(Beginning of Text excerpt)

The cGAS-STING pathway promotes acute ischemia-induced neutropoiesis and neutrophil priming in the bone marrow.

Our previous work demonstrated that the DNA-sensing receptor cyclic GMP-AMP synthase (cGAS) negatively affects post-infarct repair by promoting pro-inflammatory macrophages. However, whether cGAS and its downstream partner STING (Stimulator of Interferon Genes) regulate neutrophil production and function in the context of acute myocardial ischemia remains unclear. This study investigated the role of the cGAS-STING pathway in neutropoiesis (neutrophil production and differentiation) and examined whether ischemia primes neutrophils in the bone marrow via this pathway, enhancing their functionality and contributing to cardiac inflammatory injury. Using myocardial infarction (MI) models in wild-type (WT), Cgas, and Sting mice, we analyzed neutrophils from the bone marrow, peripheral blood, and infarcted tissue. Additionally, we generated neutrophil-specific conditional knockouts of Cgas and performed adoptive transfer experiments with Cgas-deficient neutrophils. RNA sequencing revealed that ischemia increased neutrophil production in the bone marrow and activated pathways involved in cytokine signaling, phagocytosis, chemotaxis, and degranulation. Inhibiting the cGAS-STING pathway reduced neutrophil production by decreasing lineage committed neutrophil precursors including early neutrophil precursors (eNP) and preNeu and downregulated ischemia-induced pathways. Neutrophil conditional Cgas deletion or adoptive transfer of Cgas-deficient neutrophils improved survival but did not significantly impact ischemia-induced remodeling. In conclusion, we demonstrate for the first time that ischemia enhanced neutrophil functionality before recruitment to infarcted tissue, and the cGAS-STING pathway played an important role in neutrophil production and priming. Furthermore, our findings demonstrate a neutrophil-specific role of cGAS in promoting cardiac rupture and mortality in MI. This study provides a more comprehensive understanding of the cGAS-STING pathway in acute ischemia and may support the translation of cGAS-STING modulators, an emerging therapeutic field.

(End of Text excerpt)
(Beginning of Listed records)

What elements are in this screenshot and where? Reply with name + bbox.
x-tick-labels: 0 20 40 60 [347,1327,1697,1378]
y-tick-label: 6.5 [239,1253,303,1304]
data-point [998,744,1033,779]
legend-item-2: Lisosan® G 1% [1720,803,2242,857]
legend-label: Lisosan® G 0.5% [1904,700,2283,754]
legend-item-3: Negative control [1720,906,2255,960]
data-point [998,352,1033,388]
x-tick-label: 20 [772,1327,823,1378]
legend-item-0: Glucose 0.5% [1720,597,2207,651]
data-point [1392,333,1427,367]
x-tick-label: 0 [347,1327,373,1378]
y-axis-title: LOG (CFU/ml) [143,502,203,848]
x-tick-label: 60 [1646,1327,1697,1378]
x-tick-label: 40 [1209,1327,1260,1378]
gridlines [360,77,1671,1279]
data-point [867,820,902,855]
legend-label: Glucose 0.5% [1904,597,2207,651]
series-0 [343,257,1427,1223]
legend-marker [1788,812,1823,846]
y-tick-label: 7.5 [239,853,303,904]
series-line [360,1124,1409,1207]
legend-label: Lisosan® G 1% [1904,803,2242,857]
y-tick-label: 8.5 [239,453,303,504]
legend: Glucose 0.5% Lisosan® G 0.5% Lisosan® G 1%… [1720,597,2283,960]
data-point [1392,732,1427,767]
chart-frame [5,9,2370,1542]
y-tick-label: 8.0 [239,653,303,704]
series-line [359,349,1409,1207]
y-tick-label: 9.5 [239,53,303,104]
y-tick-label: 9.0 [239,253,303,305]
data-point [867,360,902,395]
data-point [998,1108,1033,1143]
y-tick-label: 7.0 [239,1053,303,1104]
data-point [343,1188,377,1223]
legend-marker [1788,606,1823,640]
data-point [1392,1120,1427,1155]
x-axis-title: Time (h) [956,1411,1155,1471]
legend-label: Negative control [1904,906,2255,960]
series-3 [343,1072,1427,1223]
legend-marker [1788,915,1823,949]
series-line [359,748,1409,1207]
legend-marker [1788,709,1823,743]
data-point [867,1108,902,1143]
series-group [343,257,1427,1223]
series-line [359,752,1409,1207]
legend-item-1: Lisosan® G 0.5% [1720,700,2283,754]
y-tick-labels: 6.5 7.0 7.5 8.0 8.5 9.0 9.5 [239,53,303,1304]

(End of Listed records)

• **Assigned task**
In the cGAS-STING abstract, which pathways did RNA sequencing show ischemia activated?

• **Written response**
Cytokine signaling, phagocytosis, chemotaxis, and degranulation.